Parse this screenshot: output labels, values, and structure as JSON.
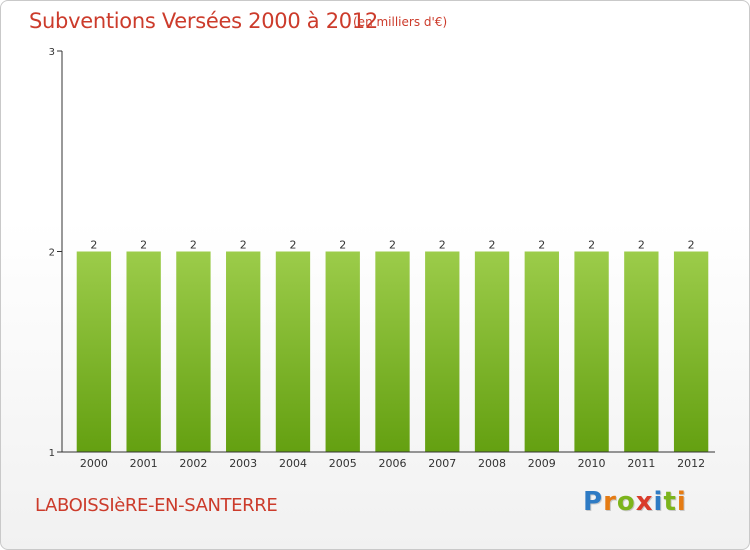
{
  "header": {
    "title": "Subventions Versées 2000 à 2012",
    "unit": "(en milliers d'€)"
  },
  "footer": {
    "commune": "LABOISSIèRE-EN-SANTERRE",
    "logo": "Proxiti"
  },
  "colors": {
    "title": "#cc3b2b",
    "bar_top": "#9ccc4a",
    "bar_bottom": "#64a011",
    "logo_letters": [
      "#2e7bc4",
      "#e57b13",
      "#7cb41c",
      "#d93b2b",
      "#2e7bc4",
      "#7cb41c",
      "#e57b13"
    ]
  },
  "chart_data": {
    "type": "bar",
    "title": "Subventions Versées 2000 à 2012",
    "ylabel": "(en milliers d'€)",
    "xlabel": "",
    "categories": [
      "2000",
      "2001",
      "2002",
      "2003",
      "2004",
      "2005",
      "2006",
      "2007",
      "2008",
      "2009",
      "2010",
      "2011",
      "2012"
    ],
    "values": [
      2,
      2,
      2,
      2,
      2,
      2,
      2,
      2,
      2,
      2,
      2,
      2,
      2
    ],
    "ylim": [
      1,
      3
    ],
    "yticks": [
      1,
      2,
      3
    ],
    "grid": false,
    "legend": "none"
  }
}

# # # # #

### REQUIREMENT
Set down every entry word for word, but omit the pictures.

### SOLUTION
Parse this screenshot: output labels, values, and structure as JSON.
{
  "header": {
    "title": "Subventions Versées 2000 à 2012",
    "unit": "(en milliers d'€)"
  },
  "footer": {
    "commune": "LABOISSIèRE-EN-SANTERRE",
    "logo": "Proxiti"
  },
  "colors": {
    "title": "#cc3b2b",
    "bar_top": "#9ccc4a",
    "bar_bottom": "#64a011",
    "logo_letters": [
      "#2e7bc4",
      "#e57b13",
      "#7cb41c",
      "#d93b2b",
      "#2e7bc4",
      "#7cb41c",
      "#e57b13"
    ]
  },
  "chart_data": {
    "type": "bar",
    "title": "Subventions Versées 2000 à 2012",
    "ylabel": "(en milliers d'€)",
    "xlabel": "",
    "categories": [
      "2000",
      "2001",
      "2002",
      "2003",
      "2004",
      "2005",
      "2006",
      "2007",
      "2008",
      "2009",
      "2010",
      "2011",
      "2012"
    ],
    "values": [
      2,
      2,
      2,
      2,
      2,
      2,
      2,
      2,
      2,
      2,
      2,
      2,
      2
    ],
    "ylim": [
      1,
      3
    ],
    "yticks": [
      1,
      2,
      3
    ],
    "grid": false,
    "legend": "none"
  }
}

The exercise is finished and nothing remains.